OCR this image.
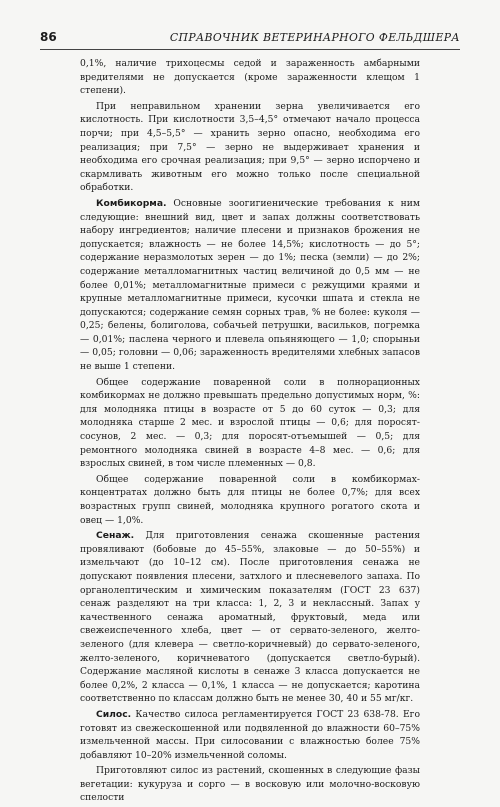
86	СПРАВОЧНИК ВЕТЕРИНАРНОГО ФЕЛЬДШЕРА

0,1%, наличие трихоцесмы седой и зараженность амбарными вредителями не допускается (кроме зараженности клещом 1 степени).

При неправильном хранении зерна увеличивается его кислотность. При кислотности 3,5–4,5° отмечают начало процесса порчи; при 4,5–5,5° — хранить зерно опасно, необходима его реализация; при 7,5° — зерно не выдерживает хранения и необходима его срочная реализация; при 9,5° — зерно испорчено и скармливать животным его можно только после специальной обработки.

Комбикорма. Основные зоогигиенические требования к ним следующие: внешний вид, цвет и запах должны соответствовать набору ингредиентов; наличие плесени и признаков брожения не допускается; влажность — не более 14,5%; кислотность — до 5°; содержание неразмолотых зерен — до 1%; песка (земли) — до 2%; содержание металломагнитных частиц величиной до 0,5 мм — не более 0,01%; металломагнитные примеси с режущими краями и крупные металломагнитные примеси, кусочки шпата и стекла не допускаются; содержание семян сорных трав, % не более: куколя — 0,25; белены, болиголова, собачьей петрушки, васильков, погремка— 0,01%; паслена черного и плевела опьяняющего — 1,0; спорыньи — 0,05; головни — 0,06; зараженность вредителями хлебных запасов не выше 1 степени.

Общее содержание поваренной соли в полнорационных комбикормах не должно превышать предельно допустимых норм, %: для молодняка птицы в возрасте от 5 до 60 суток — 0,3; для молодняка старше 2 мес. и взрослой птицы — 0,6; для поросят-сосунов, 2 мес. — 0,3; для поросят-отъемышей — 0,5; для ремонтного молодняка свиней в возрасте 4–8 мес. — 0,6; для взрослых свиней, в том числе племенных — 0,8.

Общее содержание поваренной соли в комбикормах-концентратах должно быть для птицы не более 0,7%; для всех возрастных групп свиней, молодняка крупного рогатого скота и овец — 1,0%.

Сенаж. Для приготовления сенажа скошенные растения провяливают (бобовые до 45–55%, злаковые — до 50–55%) и измельчают (до 10–12 см). После приготовления сенажа не допускают появления плесени, затхлого и плесневелого запаха. По органолептическим и химическим показателям (ГОСТ 23 637) сенаж разделяют на три класса: 1, 2, 3 и неклассный. Запах у качественного сенажа ароматный, фруктовый, меда или свежеиспеченного хлеба, цвет — от сервато-зеленого, желто-зеленого (для клевера — светло-коричневый) до сервато-зеленого, желто-зеленого, коричневатого (допускается светло-бурый). Содержание масляной кислоты в сенаже 3 класса допускается не более 0,2%, 2 класса — 0,1%, 1 класса — не допускается; каротина соответственно по классам должно быть не менее 30, 40 и 55 мг/кг.

Силос. Качество силоса регламентируется ГОСТ 23 638-78. Его готовят из свежескошенной или подвяленной до влажности 60–75% измельченной массы. При силосовании с влажностью более 75% добавляют 10–20% измельченной соломы.

Приготовляют силос из растений, скошенных в следующие фазы вегетации: кукуруза и сорго — в восковую или молочно-восковую спелости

################

→ The problem:
Transcribe the listing in full and omit the pictures.

→ Task response:
OCR this image.
86	СПРАВОЧНИК ВЕТЕРИНАРНОГО ФЕЛЬДШЕРА

0,1%, наличие трихоцесмы седой и зараженность амбарными вредителями не допускается (кроме зараженности клещом 1 степени).

При неправильном хранении зерна увеличивается его кислотность. При кислотности 3,5–4,5° отмечают начало процесса порчи; при 4,5–5,5° — хранить зерно опасно, необходима его реализация; при 7,5° — зерно не выдерживает хранения и необходима его срочная реализация; при 9,5° — зерно испорчено и скармливать животным его можно только после специальной обработки.

Комбикорма. Основные зоогигиенические требования к ним следующие: внешний вид, цвет и запах должны соответствовать набору ингредиентов; наличие плесени и признаков брожения не допускается; влажность — не более 14,5%; кислотность — до 5°; содержание неразмолотых зерен — до 1%; песка (земли) — до 2%; содержание металломагнитных частиц величиной до 0,5 мм — не более 0,01%; металломагнитные примеси с режущими краями и крупные металломагнитные примеси, кусочки шпата и стекла не допускаются; содержание семян сорных трав, % не более: куколя — 0,25; белены, болиголова, собачьей петрушки, васильков, погремка— 0,01%; паслена черного и плевела опьяняющего — 1,0; спорыньи — 0,05; головни — 0,06; зараженность вредителями хлебных запасов не выше 1 степени.

Общее содержание поваренной соли в полнорационных комбикормах не должно превышать предельно допустимых норм, %: для молодняка птицы в возрасте от 5 до 60 суток — 0,3; для молодняка старше 2 мес. и взрослой птицы — 0,6; для поросят-сосунов, 2 мес. — 0,3; для поросят-отъемышей — 0,5; для ремонтного молодняка свиней в возрасте 4–8 мес. — 0,6; для взрослых свиней, в том числе племенных — 0,8.

Общее содержание поваренной соли в комбикормах-концентратах должно быть для птицы не более 0,7%; для всех возрастных групп свиней, молодняка крупного рогатого скота и овец — 1,0%.

Сенаж. Для приготовления сенажа скошенные растения провяливают (бобовые до 45–55%, злаковые — до 50–55%) и измельчают (до 10–12 см). После приготовления сенажа не допускают появления плесени, затхлого и плесневелого запаха. По органолептическим и химическим показателям (ГОСТ 23 637) сенаж разделяют на три класса: 1, 2, 3 и неклассный. Запах у качественного сенажа ароматный, фруктовый, меда или свежеиспеченного хлеба, цвет — от сервато-зеленого, желто-зеленого (для клевера — светло-коричневый) до сервато-зеленого, желто-зеленого, коричневатого (допускается светло-бурый). Содержание масляной кислоты в сенаже 3 класса допускается не более 0,2%, 2 класса — 0,1%, 1 класса — не допускается; каротина соответственно по классам должно быть не менее 30, 40 и 55 мг/кг.

Силос. Качество силоса регламентируется ГОСТ 23 638-78. Его готовят из свежескошенной или подвяленной до влажности 60–75% измельченной массы. При силосовании с влажностью более 75% добавляют 10–20% измельченной соломы.

Приготовляют силос из растений, скошенных в следующие фазы вегетации: кукуруза и сорго — в восковую или молочно-восковую спелости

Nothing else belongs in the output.